Written task:
Without the pictures, copy all the entries below exactly.

Data for the task:
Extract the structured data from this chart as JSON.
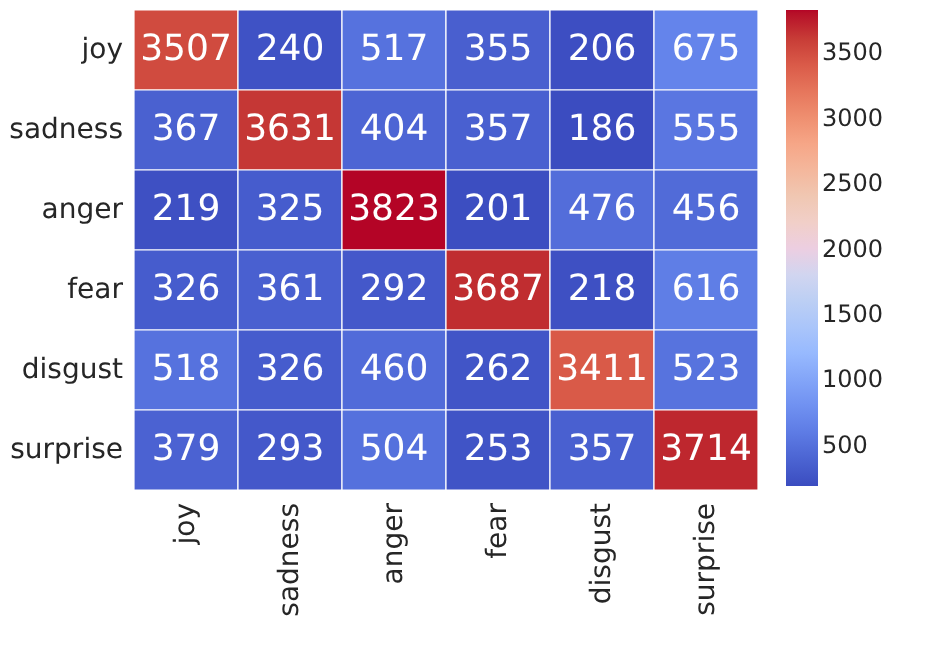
{
  "chart_data": {
    "type": "heatmap",
    "categories": [
      "joy",
      "sadness",
      "anger",
      "fear",
      "disgust",
      "surprise"
    ],
    "y_categories": [
      "joy",
      "sadness",
      "anger",
      "fear",
      "disgust",
      "surprise"
    ],
    "cells": [
      [
        3507,
        240,
        517,
        355,
        206,
        675
      ],
      [
        367,
        3631,
        404,
        357,
        186,
        555
      ],
      [
        219,
        325,
        3823,
        201,
        476,
        456
      ],
      [
        326,
        361,
        292,
        3687,
        218,
        616
      ],
      [
        518,
        326,
        460,
        262,
        3411,
        523
      ],
      [
        379,
        293,
        504,
        253,
        357,
        3714
      ]
    ],
    "clim": [
      186,
      3823
    ],
    "cticks": [
      500,
      1000,
      1500,
      2000,
      2500,
      3000,
      3500
    ],
    "data_labels": true
  }
}
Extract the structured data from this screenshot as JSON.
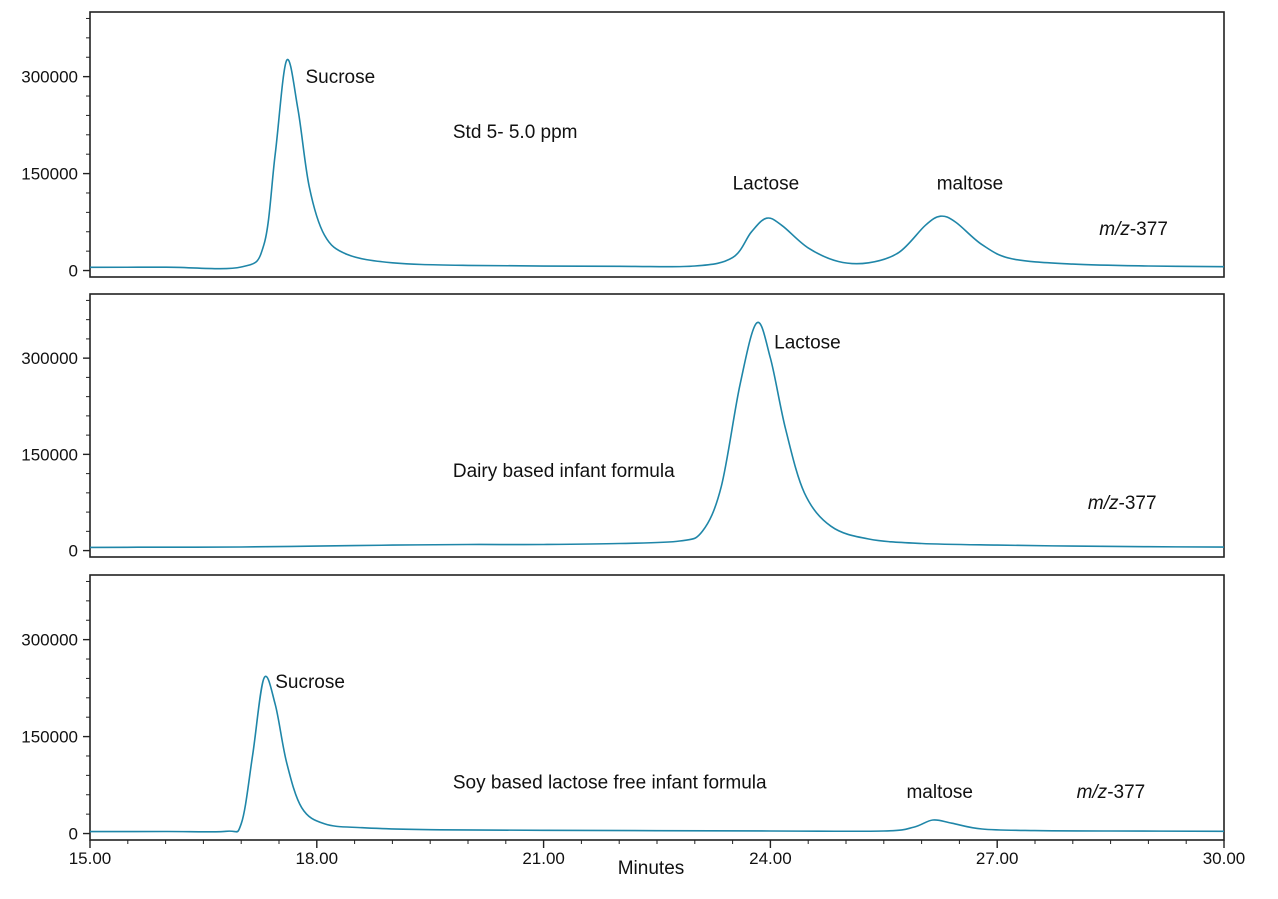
{
  "chart_data": {
    "type": "line",
    "line_color": "#1f86a8",
    "x_axis": {
      "label": "Minutes",
      "range": [
        15.0,
        30.0
      ],
      "ticks": [
        15.0,
        18.0,
        21.0,
        24.0,
        27.0,
        30.0
      ],
      "tick_labels": [
        "15.00",
        "18.00",
        "21.00",
        "24.00",
        "27.00",
        "30.00"
      ]
    },
    "panels": [
      {
        "ylim": [
          -10000,
          400000
        ],
        "y_ticks": [
          0,
          150000,
          300000
        ],
        "y_tick_labels": [
          "0",
          "150000",
          "300000"
        ],
        "grid": false,
        "baseline": 5000,
        "series_points": [
          [
            15.0,
            5000
          ],
          [
            16.0,
            5200
          ],
          [
            17.0,
            5500
          ],
          [
            17.3,
            40000
          ],
          [
            17.45,
            180000
          ],
          [
            17.6,
            325000
          ],
          [
            17.75,
            250000
          ],
          [
            17.9,
            130000
          ],
          [
            18.1,
            55000
          ],
          [
            18.4,
            25000
          ],
          [
            19.0,
            12000
          ],
          [
            20.0,
            8000
          ],
          [
            22.0,
            6500
          ],
          [
            23.0,
            7000
          ],
          [
            23.5,
            20000
          ],
          [
            23.75,
            60000
          ],
          [
            23.95,
            81000
          ],
          [
            24.15,
            70000
          ],
          [
            24.5,
            35000
          ],
          [
            24.9,
            14000
          ],
          [
            25.3,
            12000
          ],
          [
            25.7,
            28000
          ],
          [
            26.05,
            70000
          ],
          [
            26.25,
            84000
          ],
          [
            26.45,
            75000
          ],
          [
            26.8,
            40000
          ],
          [
            27.2,
            18000
          ],
          [
            28.0,
            10000
          ],
          [
            29.0,
            7000
          ],
          [
            30.0,
            6000
          ]
        ],
        "annotations": [
          {
            "text": "Sucrose",
            "x": 17.85,
            "y": 290000
          },
          {
            "text": "Std 5-  5.0 ppm",
            "x": 19.8,
            "y": 205000
          },
          {
            "text": "Lactose",
            "x": 23.5,
            "y": 125000
          },
          {
            "text": "maltose",
            "x": 26.2,
            "y": 125000
          },
          {
            "text": "m/z-377",
            "x": 28.35,
            "y": 55000,
            "italic_part": "m/z",
            "rest": "-377"
          }
        ]
      },
      {
        "ylim": [
          -10000,
          400000
        ],
        "y_ticks": [
          0,
          150000,
          300000
        ],
        "y_tick_labels": [
          "0",
          "150000",
          "300000"
        ],
        "grid": false,
        "baseline": 5000,
        "series_points": [
          [
            15.0,
            5000
          ],
          [
            16.0,
            5300
          ],
          [
            17.0,
            5600
          ],
          [
            18.0,
            7000
          ],
          [
            19.0,
            8500
          ],
          [
            20.0,
            9500
          ],
          [
            21.0,
            9500
          ],
          [
            22.0,
            11000
          ],
          [
            22.8,
            15000
          ],
          [
            23.1,
            30000
          ],
          [
            23.35,
            100000
          ],
          [
            23.6,
            260000
          ],
          [
            23.82,
            355000
          ],
          [
            24.0,
            300000
          ],
          [
            24.2,
            190000
          ],
          [
            24.45,
            90000
          ],
          [
            24.8,
            38000
          ],
          [
            25.3,
            18000
          ],
          [
            26.0,
            11000
          ],
          [
            27.0,
            8500
          ],
          [
            28.0,
            7000
          ],
          [
            29.0,
            6000
          ],
          [
            30.0,
            5500
          ]
        ],
        "annotations": [
          {
            "text": "Lactose",
            "x": 24.05,
            "y": 315000
          },
          {
            "text": "Dairy based infant formula",
            "x": 19.8,
            "y": 115000
          },
          {
            "text": "m/z-377",
            "x": 28.2,
            "y": 65000,
            "italic_part": "m/z",
            "rest": "-377"
          }
        ]
      },
      {
        "ylim": [
          -10000,
          400000
        ],
        "y_ticks": [
          0,
          150000,
          300000
        ],
        "y_tick_labels": [
          "0",
          "150000",
          "300000"
        ],
        "grid": false,
        "baseline": 3000,
        "series_points": [
          [
            15.0,
            3000
          ],
          [
            16.0,
            3200
          ],
          [
            16.8,
            3500
          ],
          [
            17.0,
            15000
          ],
          [
            17.15,
            120000
          ],
          [
            17.3,
            240000
          ],
          [
            17.45,
            200000
          ],
          [
            17.6,
            110000
          ],
          [
            17.8,
            40000
          ],
          [
            18.1,
            15000
          ],
          [
            18.6,
            9000
          ],
          [
            19.5,
            6000
          ],
          [
            21.0,
            5000
          ],
          [
            24.0,
            4000
          ],
          [
            25.5,
            4000
          ],
          [
            25.9,
            10000
          ],
          [
            26.15,
            21000
          ],
          [
            26.4,
            16000
          ],
          [
            26.8,
            7000
          ],
          [
            27.5,
            4500
          ],
          [
            28.5,
            4000
          ],
          [
            30.0,
            3500
          ]
        ],
        "annotations": [
          {
            "text": "Sucrose",
            "x": 17.45,
            "y": 225000
          },
          {
            "text": "Soy based lactose free infant formula",
            "x": 19.8,
            "y": 70000
          },
          {
            "text": "maltose",
            "x": 25.8,
            "y": 55000
          },
          {
            "text": "m/z-377",
            "x": 28.05,
            "y": 55000,
            "italic_part": "m/z",
            "rest": "-377"
          }
        ]
      }
    ]
  }
}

Full output:
Extract the structured data from this chart as JSON.
{
  "chart_data": {
    "type": "heatmap",
    "categories": [
      "joy",
      "sadness",
      "anger",
      "fear",
      "disgust",
      "surprise"
    ],
    "y_categories": [
      "joy",
      "sadness",
      "anger",
      "fear",
      "disgust",
      "surprise"
    ],
    "cells": [
      [
        3507,
        240,
        517,
        355,
        206,
        675
      ],
      [
        367,
        3631,
        404,
        357,
        186,
        555
      ],
      [
        219,
        325,
        3823,
        201,
        476,
        456
      ],
      [
        326,
        361,
        292,
        3687,
        218,
        616
      ],
      [
        518,
        326,
        460,
        262,
        3411,
        523
      ],
      [
        379,
        293,
        504,
        253,
        357,
        3714
      ]
    ],
    "clim": [
      186,
      3823
    ],
    "cticks": [
      500,
      1000,
      1500,
      2000,
      2500,
      3000,
      3500
    ],
    "data_labels": true
  }
}
Extract the structured data from this screenshot as JSON.
{
  "chart_data": {
    "type": "line",
    "line_color": "#1f86a8",
    "x_axis": {
      "label": "Minutes",
      "range": [
        15.0,
        30.0
      ],
      "ticks": [
        15.0,
        18.0,
        21.0,
        24.0,
        27.0,
        30.0
      ],
      "tick_labels": [
        "15.00",
        "18.00",
        "21.00",
        "24.00",
        "27.00",
        "30.00"
      ]
    },
    "panels": [
      {
        "ylim": [
          -10000,
          400000
        ],
        "y_ticks": [
          0,
          150000,
          300000
        ],
        "y_tick_labels": [
          "0",
          "150000",
          "300000"
        ],
        "grid": false,
        "baseline": 5000,
        "series_points": [
          [
            15.0,
            5000
          ],
          [
            16.0,
            5200
          ],
          [
            17.0,
            5500
          ],
          [
            17.3,
            40000
          ],
          [
            17.45,
            180000
          ],
          [
            17.6,
            325000
          ],
          [
            17.75,
            250000
          ],
          [
            17.9,
            130000
          ],
          [
            18.1,
            55000
          ],
          [
            18.4,
            25000
          ],
          [
            19.0,
            12000
          ],
          [
            20.0,
            8000
          ],
          [
            22.0,
            6500
          ],
          [
            23.0,
            7000
          ],
          [
            23.5,
            20000
          ],
          [
            23.75,
            60000
          ],
          [
            23.95,
            81000
          ],
          [
            24.15,
            70000
          ],
          [
            24.5,
            35000
          ],
          [
            24.9,
            14000
          ],
          [
            25.3,
            12000
          ],
          [
            25.7,
            28000
          ],
          [
            26.05,
            70000
          ],
          [
            26.25,
            84000
          ],
          [
            26.45,
            75000
          ],
          [
            26.8,
            40000
          ],
          [
            27.2,
            18000
          ],
          [
            28.0,
            10000
          ],
          [
            29.0,
            7000
          ],
          [
            30.0,
            6000
          ]
        ],
        "annotations": [
          {
            "text": "Sucrose",
            "x": 17.85,
            "y": 290000
          },
          {
            "text": "Std 5-  5.0 ppm",
            "x": 19.8,
            "y": 205000
          },
          {
            "text": "Lactose",
            "x": 23.5,
            "y": 125000
          },
          {
            "text": "maltose",
            "x": 26.2,
            "y": 125000
          },
          {
            "text": "m/z-377",
            "x": 28.35,
            "y": 55000,
            "italic_part": "m/z",
            "rest": "-377"
          }
        ]
      },
      {
        "ylim": [
          -10000,
          400000
        ],
        "y_ticks": [
          0,
          150000,
          300000
        ],
        "y_tick_labels": [
          "0",
          "150000",
          "300000"
        ],
        "grid": false,
        "baseline": 5000,
        "series_points": [
          [
            15.0,
            5000
          ],
          [
            16.0,
            5300
          ],
          [
            17.0,
            5600
          ],
          [
            18.0,
            7000
          ],
          [
            19.0,
            8500
          ],
          [
            20.0,
            9500
          ],
          [
            21.0,
            9500
          ],
          [
            22.0,
            11000
          ],
          [
            22.8,
            15000
          ],
          [
            23.1,
            30000
          ],
          [
            23.35,
            100000
          ],
          [
            23.6,
            260000
          ],
          [
            23.82,
            355000
          ],
          [
            24.0,
            300000
          ],
          [
            24.2,
            190000
          ],
          [
            24.45,
            90000
          ],
          [
            24.8,
            38000
          ],
          [
            25.3,
            18000
          ],
          [
            26.0,
            11000
          ],
          [
            27.0,
            8500
          ],
          [
            28.0,
            7000
          ],
          [
            29.0,
            6000
          ],
          [
            30.0,
            5500
          ]
        ],
        "annotations": [
          {
            "text": "Lactose",
            "x": 24.05,
            "y": 315000
          },
          {
            "text": "Dairy based infant formula",
            "x": 19.8,
            "y": 115000
          },
          {
            "text": "m/z-377",
            "x": 28.2,
            "y": 65000,
            "italic_part": "m/z",
            "rest": "-377"
          }
        ]
      },
      {
        "ylim": [
          -10000,
          400000
        ],
        "y_ticks": [
          0,
          150000,
          300000
        ],
        "y_tick_labels": [
          "0",
          "150000",
          "300000"
        ],
        "grid": false,
        "baseline": 3000,
        "series_points": [
          [
            15.0,
            3000
          ],
          [
            16.0,
            3200
          ],
          [
            16.8,
            3500
          ],
          [
            17.0,
            15000
          ],
          [
            17.15,
            120000
          ],
          [
            17.3,
            240000
          ],
          [
            17.45,
            200000
          ],
          [
            17.6,
            110000
          ],
          [
            17.8,
            40000
          ],
          [
            18.1,
            15000
          ],
          [
            18.6,
            9000
          ],
          [
            19.5,
            6000
          ],
          [
            21.0,
            5000
          ],
          [
            24.0,
            4000
          ],
          [
            25.5,
            4000
          ],
          [
            25.9,
            10000
          ],
          [
            26.15,
            21000
          ],
          [
            26.4,
            16000
          ],
          [
            26.8,
            7000
          ],
          [
            27.5,
            4500
          ],
          [
            28.5,
            4000
          ],
          [
            30.0,
            3500
          ]
        ],
        "annotations": [
          {
            "text": "Sucrose",
            "x": 17.45,
            "y": 225000
          },
          {
            "text": "Soy based lactose free infant formula",
            "x": 19.8,
            "y": 70000
          },
          {
            "text": "maltose",
            "x": 25.8,
            "y": 55000
          },
          {
            "text": "m/z-377",
            "x": 28.05,
            "y": 55000,
            "italic_part": "m/z",
            "rest": "-377"
          }
        ]
      }
    ]
  }
}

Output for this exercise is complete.